### STATED TASK
Copy every entry exactly as given, minus the images.

### THE INPUT

-- START --

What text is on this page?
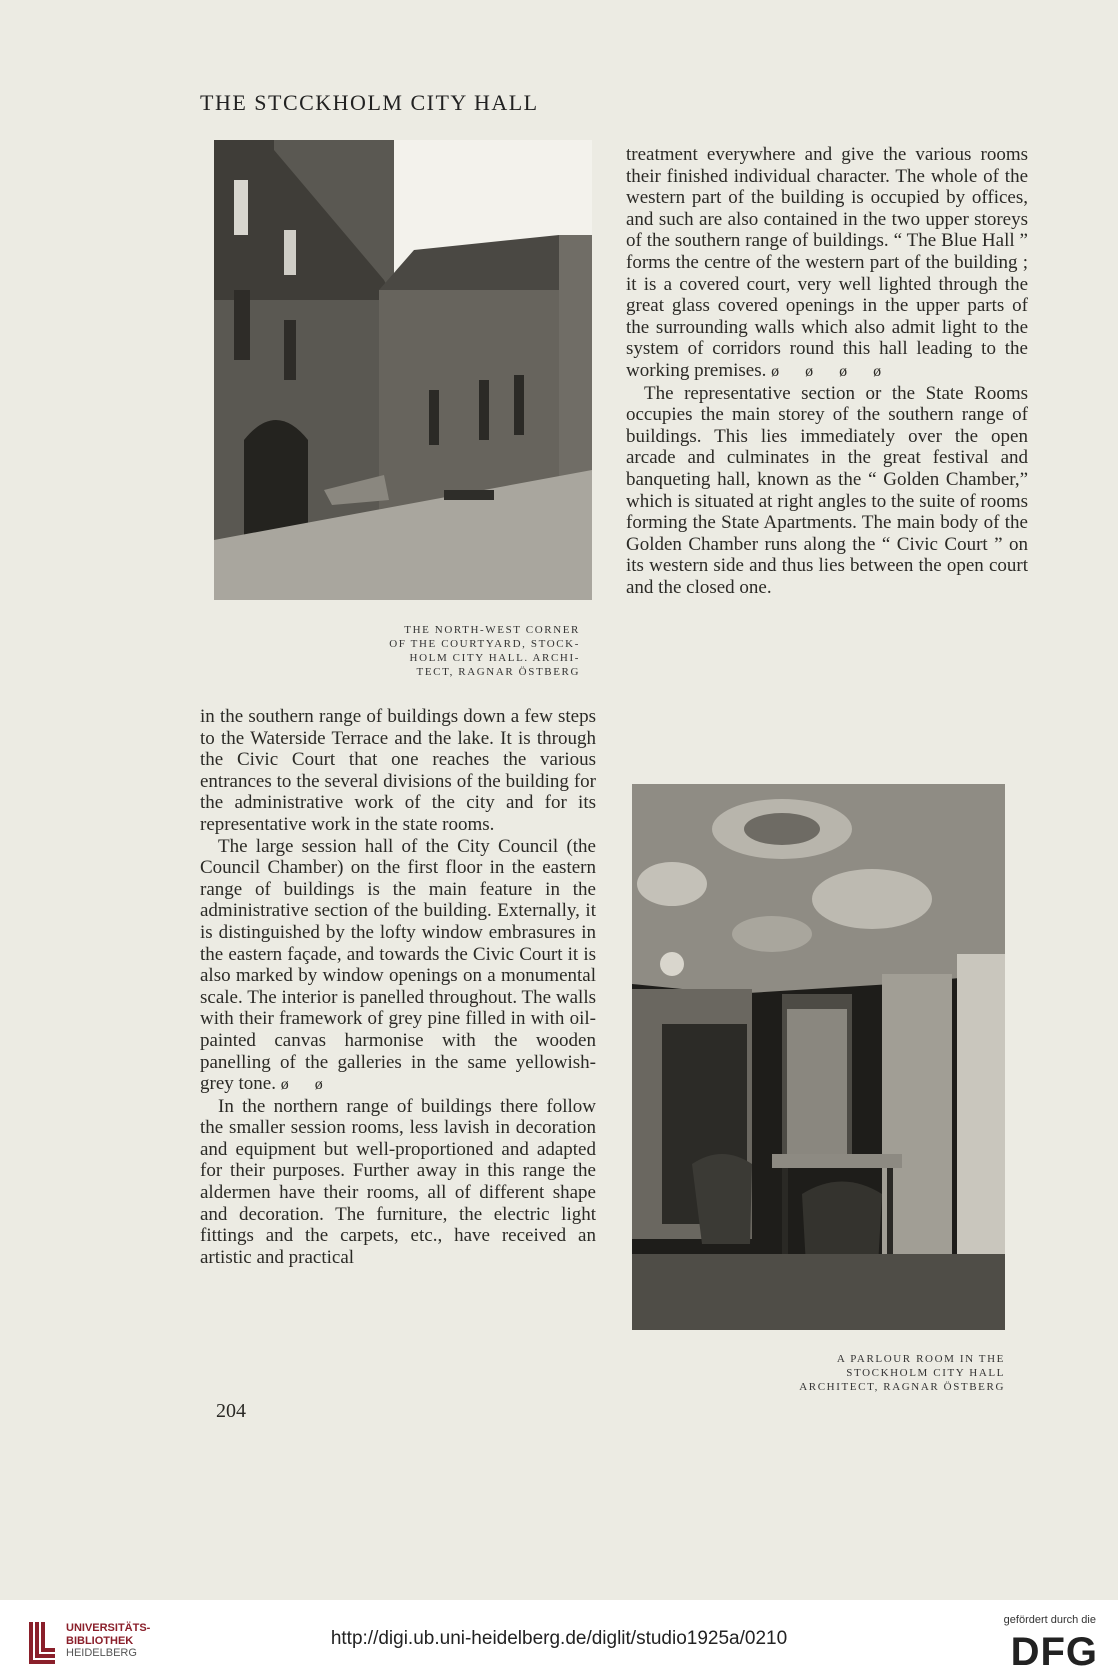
THE STCCKHOLM CITY HALL
THE NORTH-WEST CORNER
OF THE COURTYARD, STOCK-
HOLM CITY HALL. ARCHI-
TECT, RAGNAR ÖSTBERG

treatment everywhere and give the various rooms their finished individual character. The whole of the western part of the building is occupied by offices, and such are also contained in the two upper storeys of the southern range of buildings. “ The Blue Hall ” forms the centre of the western part of the building ; it is a covered court, very well lighted through the great glass covered openings in the upper parts of the surrounding walls which also admit light to the system of corridors round this hall leading to the working premises. øøøø

The representative section or the State Rooms occupies the main storey of the southern range of buildings. This lies immediately over the open arcade and culminates in the great festival and banqueting hall, known as the “ Golden Chamber,” which is situated at right angles to the suite of rooms forming the State Apartments. The main body of the Golden Chamber runs along the “ Civic Court ” on its western side and thus lies between the open court and the closed one.

A PARLOUR ROOM IN THE
STOCKHOLM CITY HALL
ARCHITECT, RAGNAR ÖSTBERG

in the southern range of buildings down a few steps to the Waterside Terrace and the lake. It is through the Civic Court that one reaches the various entrances to the several divisions of the building for the administrative work of the city and for its representative work in the state rooms.

The large session hall of the City Council (the Council Chamber) on the first floor in the eastern range of buildings is the main feature in the administrative section of the building. Externally, it is distinguished by the lofty window embrasures in the eastern façade, and towards the Civic Court it is also marked by window openings on a monumental scale. The interior is panelled throughout. The walls with their framework of grey pine filled in with oil-painted canvas harmonise with the wooden panelling of the galleries in the same yellowish-grey tone. øø

In the northern range of buildings there follow the smaller session rooms, less lavish in decoration and equipment but well-proportioned and adapted for their purposes. Further away in this range the aldermen have their rooms, all of different shape and decoration. The furniture, the electric light fittings and the carpets, etc., have received an artistic and practical

204
UNIVERSITÄTS-
BIBLIOTHEK
HEIDELBERG
http://digi.ub.uni-heidelberg.de/diglit/studio1925a/0210
gefördert durch die
DFG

-- END --

### EXERCISE SOLUTION
What text is on this page?
THE STCCKHOLM CITY HALL
THE NORTH-WEST CORNER
OF THE COURTYARD, STOCK-
HOLM CITY HALL. ARCHI-
TECT, RAGNAR ÖSTBERG

treatment everywhere and give the various rooms their finished individual character. The whole of the western part of the building is occupied by offices, and such are also contained in the two upper storeys of the southern range of buildings. “ The Blue Hall ” forms the centre of the western part of the building ; it is a covered court, very well lighted through the great glass covered openings in the upper parts of the surrounding walls which also admit light to the system of corridors round this hall leading to the working premises. øøøø

The representative section or the State Rooms occupies the main storey of the southern range of buildings. This lies immediately over the open arcade and culminates in the great festival and banqueting hall, known as the “ Golden Chamber,” which is situated at right angles to the suite of rooms forming the State Apartments. The main body of the Golden Chamber runs along the “ Civic Court ” on its western side and thus lies between the open court and the closed one.

A PARLOUR ROOM IN THE
STOCKHOLM CITY HALL
ARCHITECT, RAGNAR ÖSTBERG

in the southern range of buildings down a few steps to the Waterside Terrace and the lake. It is through the Civic Court that one reaches the various entrances to the several divisions of the building for the administrative work of the city and for its representative work in the state rooms.

The large session hall of the City Council (the Council Chamber) on the first floor in the eastern range of buildings is the main feature in the administrative section of the building. Externally, it is distinguished by the lofty window embrasures in the eastern façade, and towards the Civic Court it is also marked by window openings on a monumental scale. The interior is panelled throughout. The walls with their framework of grey pine filled in with oil-painted canvas harmonise with the wooden panelling of the galleries in the same yellowish-grey tone. øø

In the northern range of buildings there follow the smaller session rooms, less lavish in decoration and equipment but well-proportioned and adapted for their purposes. Further away in this range the aldermen have their rooms, all of different shape and decoration. The furniture, the electric light fittings and the carpets, etc., have received an artistic and practical

204
UNIVERSITÄTS-
BIBLIOTHEK
HEIDELBERG
http://digi.ub.uni-heidelberg.de/diglit/studio1925a/0210
gefördert durch die
DFG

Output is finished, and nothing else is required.